- Instructions -
[a] In the excerpt on Republican messaging, for whom did Terry Holt serve as communications director?
[b] Repeat the excerpt on Republican messaging word for word, from "Jindal and other" up to and including "Leader Dick Armey.".

Extract provided START

Moving away from a message of austerity will be difficult, given that Congress must still decide whether to avert the looming "sequestration" cuts set to kick in March 1. They must also in the coming months raise the nation's debt limit while explaining to voters what it means for the nation's bills and for the nation's future spending. But even as they broach these thorny issues, GOP leaders say they need to do a better job explaining their economic positions to voters, working on other issues and expanding their appeal beyond their conservative base.
Jindal and other leaders stress that one of their most immediate challenges is simply recalibrating their message -- not changing their principles.
"We have to a better job connecting the dots for the American people," Republican strategist Terry Holt told CBSNews.com. Holt worked as a senior communication strategist for three presidential campaigns, including the Bush-Cheney campaigns, and served as communications director for former House Majority Leader Dick Armey.
"Concerns that Republicans have about the debt and deficit have to be translated into the everyday impact it has on average Americans," Holt continued. "We often have this problem when we talk about 'entitlement reform' -- those words aren't particularly effective in communicating what the crisis is there. When we talk about fixing Medicare, it's often in budgetary terms. Or when we should be talking about making health care better, we're instead talking about making health care cheaper."
Adding to the challenge is the Republican notion that Mr. Obama has refused to engage in a serious discussion about deficits and debt, or spending cuts. "While he refuses to talk about them, we've become fixated on talking about them," Holt said.

Extract provided END
Provided records START

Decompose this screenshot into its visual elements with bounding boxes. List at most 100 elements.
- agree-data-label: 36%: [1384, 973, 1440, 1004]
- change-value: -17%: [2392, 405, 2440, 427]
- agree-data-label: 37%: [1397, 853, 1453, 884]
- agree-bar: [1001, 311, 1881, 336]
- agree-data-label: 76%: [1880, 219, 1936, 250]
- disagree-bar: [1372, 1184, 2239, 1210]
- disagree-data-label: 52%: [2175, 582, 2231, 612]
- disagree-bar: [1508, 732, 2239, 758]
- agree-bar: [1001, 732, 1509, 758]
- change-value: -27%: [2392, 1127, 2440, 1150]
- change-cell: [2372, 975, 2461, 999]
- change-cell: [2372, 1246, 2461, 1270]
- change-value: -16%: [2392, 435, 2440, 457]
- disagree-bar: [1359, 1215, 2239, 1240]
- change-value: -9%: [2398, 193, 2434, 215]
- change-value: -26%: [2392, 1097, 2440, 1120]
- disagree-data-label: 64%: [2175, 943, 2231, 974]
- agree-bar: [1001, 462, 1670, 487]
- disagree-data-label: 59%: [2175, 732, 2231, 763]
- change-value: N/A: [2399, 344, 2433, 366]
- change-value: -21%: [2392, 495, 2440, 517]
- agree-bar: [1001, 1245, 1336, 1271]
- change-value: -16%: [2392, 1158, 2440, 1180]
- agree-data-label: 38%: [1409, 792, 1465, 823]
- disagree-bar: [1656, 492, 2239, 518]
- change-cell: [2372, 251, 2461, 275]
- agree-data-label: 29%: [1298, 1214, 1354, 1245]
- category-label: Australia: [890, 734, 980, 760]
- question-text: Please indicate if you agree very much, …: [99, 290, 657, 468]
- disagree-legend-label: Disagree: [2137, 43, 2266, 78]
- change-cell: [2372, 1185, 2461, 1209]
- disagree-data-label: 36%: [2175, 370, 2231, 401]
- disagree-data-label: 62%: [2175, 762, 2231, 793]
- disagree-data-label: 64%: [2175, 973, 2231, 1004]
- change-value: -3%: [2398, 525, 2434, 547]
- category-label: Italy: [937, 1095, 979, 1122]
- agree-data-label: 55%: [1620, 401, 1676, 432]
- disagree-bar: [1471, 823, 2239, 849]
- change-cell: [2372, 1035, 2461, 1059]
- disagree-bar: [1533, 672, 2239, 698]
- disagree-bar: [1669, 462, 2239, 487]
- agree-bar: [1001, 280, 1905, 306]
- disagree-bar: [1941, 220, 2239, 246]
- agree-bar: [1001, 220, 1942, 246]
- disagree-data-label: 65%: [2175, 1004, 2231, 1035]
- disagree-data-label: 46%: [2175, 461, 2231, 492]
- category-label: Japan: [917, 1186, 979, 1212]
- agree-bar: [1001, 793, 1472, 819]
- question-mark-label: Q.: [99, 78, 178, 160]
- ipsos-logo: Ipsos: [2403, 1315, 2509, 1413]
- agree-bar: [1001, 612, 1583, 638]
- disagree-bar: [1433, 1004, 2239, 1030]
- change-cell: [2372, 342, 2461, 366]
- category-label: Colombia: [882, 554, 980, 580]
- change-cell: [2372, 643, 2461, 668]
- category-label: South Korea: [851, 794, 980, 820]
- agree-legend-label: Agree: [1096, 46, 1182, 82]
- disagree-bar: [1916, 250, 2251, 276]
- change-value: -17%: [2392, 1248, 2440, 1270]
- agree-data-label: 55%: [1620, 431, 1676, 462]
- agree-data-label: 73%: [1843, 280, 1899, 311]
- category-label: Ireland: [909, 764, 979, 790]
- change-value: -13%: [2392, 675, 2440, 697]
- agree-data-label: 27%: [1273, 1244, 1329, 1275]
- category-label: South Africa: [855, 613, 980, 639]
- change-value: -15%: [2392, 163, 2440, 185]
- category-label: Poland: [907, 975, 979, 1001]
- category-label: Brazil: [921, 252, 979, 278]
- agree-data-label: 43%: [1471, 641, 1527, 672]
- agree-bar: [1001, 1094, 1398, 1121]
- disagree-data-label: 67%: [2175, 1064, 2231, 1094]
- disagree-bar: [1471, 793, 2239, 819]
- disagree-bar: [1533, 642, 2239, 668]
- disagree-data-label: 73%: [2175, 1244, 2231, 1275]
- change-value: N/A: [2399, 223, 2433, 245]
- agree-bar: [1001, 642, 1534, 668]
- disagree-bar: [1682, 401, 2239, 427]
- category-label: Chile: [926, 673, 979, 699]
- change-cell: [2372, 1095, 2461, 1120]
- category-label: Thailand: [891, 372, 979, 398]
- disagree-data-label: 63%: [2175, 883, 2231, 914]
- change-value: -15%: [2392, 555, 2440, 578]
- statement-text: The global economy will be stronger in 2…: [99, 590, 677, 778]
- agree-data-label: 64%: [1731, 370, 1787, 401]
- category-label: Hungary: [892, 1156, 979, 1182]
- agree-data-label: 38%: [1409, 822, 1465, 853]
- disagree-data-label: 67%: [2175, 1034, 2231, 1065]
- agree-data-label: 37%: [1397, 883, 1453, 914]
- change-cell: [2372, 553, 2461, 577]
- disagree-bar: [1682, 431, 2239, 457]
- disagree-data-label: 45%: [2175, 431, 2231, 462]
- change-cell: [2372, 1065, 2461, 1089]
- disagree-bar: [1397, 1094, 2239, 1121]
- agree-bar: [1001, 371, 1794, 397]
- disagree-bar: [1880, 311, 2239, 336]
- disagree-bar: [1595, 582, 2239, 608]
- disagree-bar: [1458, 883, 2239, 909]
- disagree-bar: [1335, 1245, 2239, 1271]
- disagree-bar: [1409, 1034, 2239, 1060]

Provided records END

- Answers to the exercise -
[a] Former House Majority Leader Dick Armey.

[b]
Jindal and other leaders stress that one of their most immediate challenges is simply recalibrating their message -- not changing their principles.
"We have to a better job connecting the dots for the American people," Republican strategist Terry Holt told CBSNews.com. Holt worked as a senior communication strategist for three presidential campaigns, including the Bush-Cheney campaigns, and served as communications director for former House Majority Leader Dick Armey.